§ **YOUR GOAL**:
Below you will find a set of lines. Repeat them all exactly.

§ **SOURCE MATERIAL**:
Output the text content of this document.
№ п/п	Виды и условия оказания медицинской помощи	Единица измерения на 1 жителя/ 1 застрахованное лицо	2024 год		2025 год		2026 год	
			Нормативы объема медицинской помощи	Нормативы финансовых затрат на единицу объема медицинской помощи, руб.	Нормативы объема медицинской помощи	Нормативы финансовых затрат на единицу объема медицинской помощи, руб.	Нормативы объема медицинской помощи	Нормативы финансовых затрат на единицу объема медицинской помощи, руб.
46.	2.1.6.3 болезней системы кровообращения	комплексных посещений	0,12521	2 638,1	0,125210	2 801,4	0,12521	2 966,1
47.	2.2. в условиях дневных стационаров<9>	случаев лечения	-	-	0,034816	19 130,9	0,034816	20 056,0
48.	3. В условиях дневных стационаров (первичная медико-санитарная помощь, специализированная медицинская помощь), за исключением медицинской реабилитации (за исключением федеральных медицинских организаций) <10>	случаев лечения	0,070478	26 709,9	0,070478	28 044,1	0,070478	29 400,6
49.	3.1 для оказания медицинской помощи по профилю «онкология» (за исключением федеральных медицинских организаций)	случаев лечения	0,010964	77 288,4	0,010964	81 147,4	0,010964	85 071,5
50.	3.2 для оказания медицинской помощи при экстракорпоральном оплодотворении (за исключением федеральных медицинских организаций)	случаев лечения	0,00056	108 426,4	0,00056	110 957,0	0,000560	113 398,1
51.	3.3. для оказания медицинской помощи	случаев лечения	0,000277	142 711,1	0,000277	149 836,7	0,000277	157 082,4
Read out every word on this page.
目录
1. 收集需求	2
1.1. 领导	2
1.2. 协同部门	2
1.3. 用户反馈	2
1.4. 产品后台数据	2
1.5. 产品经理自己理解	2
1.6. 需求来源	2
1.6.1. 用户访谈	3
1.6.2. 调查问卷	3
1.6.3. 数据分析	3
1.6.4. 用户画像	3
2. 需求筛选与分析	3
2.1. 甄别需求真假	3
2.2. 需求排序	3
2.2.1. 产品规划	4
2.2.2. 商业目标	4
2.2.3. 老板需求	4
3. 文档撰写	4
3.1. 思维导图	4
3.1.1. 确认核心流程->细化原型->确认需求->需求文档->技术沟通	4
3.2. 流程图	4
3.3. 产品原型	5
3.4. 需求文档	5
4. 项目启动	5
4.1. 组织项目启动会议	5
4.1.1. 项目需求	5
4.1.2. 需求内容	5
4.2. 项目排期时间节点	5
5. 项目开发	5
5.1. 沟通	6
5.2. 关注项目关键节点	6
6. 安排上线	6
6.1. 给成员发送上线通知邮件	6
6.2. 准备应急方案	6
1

§ **EXPECTED ANSWER**:
Output the text content of this document.
№ п/п	Виды и условия оказания медицинской помощи	Единица измерения на 1 жителя/ 1 застрахованное лицо	2024 год		2025 год		2026 год	
			Нормативы объема медицинской помощи	Нормативы финансовых затрат на единицу объема медицинской помощи, руб.	Нормативы объема медицинской помощи	Нормативы финансовых затрат на единицу объема медицинской помощи, руб.	Нормативы объема медицинской помощи	Нормативы финансовых затрат на единицу объема медицинской помощи, руб.
46.	2.1.6.3 болезней системы кровообращения	комплексных посещений	0,12521	2 638,1	0,125210	2 801,4	0,12521	2 966,1
47.	2.2. в условиях дневных стационаров<9>	случаев лечения	-	-	0,034816	19 130,9	0,034816	20 056,0
48.	3. В условиях дневных стационаров (первичная медико-санитарная помощь, специализированная медицинская помощь), за исключением медицинской реабилитации (за исключением федеральных медицинских организаций) <10>	случаев лечения	0,070478	26 709,9	0,070478	28 044,1	0,070478	29 400,6
49.	3.1 для оказания медицинской помощи по профилю «онкология» (за исключением федеральных медицинских организаций)	случаев лечения	0,010964	77 288,4	0,010964	81 147,4	0,010964	85 071,5
50.	3.2 для оказания медицинской помощи при экстракорпоральном оплодотворении (за исключением федеральных медицинских организаций)	случаев лечения	0,00056	108 426,4	0,00056	110 957,0	0,000560	113 398,1
51.	3.3. для оказания медицинской помощи	случаев лечения	0,000277	142 711,1	0,000277	149 836,7	0,000277	157 082,4
Read out every word on this page.
目录
1. 收集需求	2
1.1. 领导	2
1.2. 协同部门	2
1.3. 用户反馈	2
1.4. 产品后台数据	2
1.5. 产品经理自己理解	2
1.6. 需求来源	2
1.6.1. 用户访谈	3
1.6.2. 调查问卷	3
1.6.3. 数据分析	3
1.6.4. 用户画像	3
2. 需求筛选与分析	3
2.1. 甄别需求真假	3
2.2. 需求排序	3
2.2.1. 产品规划	4
2.2.2. 商业目标	4
2.2.3. 老板需求	4
3. 文档撰写	4
3.1. 思维导图	4
3.1.1. 确认核心流程->细化原型->确认需求->需求文档->技术沟通	4
3.2. 流程图	4
3.3. 产品原型	5
3.4. 需求文档	5
4. 项目启动	5
4.1. 组织项目启动会议	5
4.1.1. 项目需求	5
4.1.2. 需求内容	5
4.2. 项目排期时间节点	5
5. 项目开发	5
5.1. 沟通	6
5.2. 关注项目关键节点	6
6. 安排上线	6
6.1. 给成员发送上线通知邮件	6
6.2. 准备应急方案	6
1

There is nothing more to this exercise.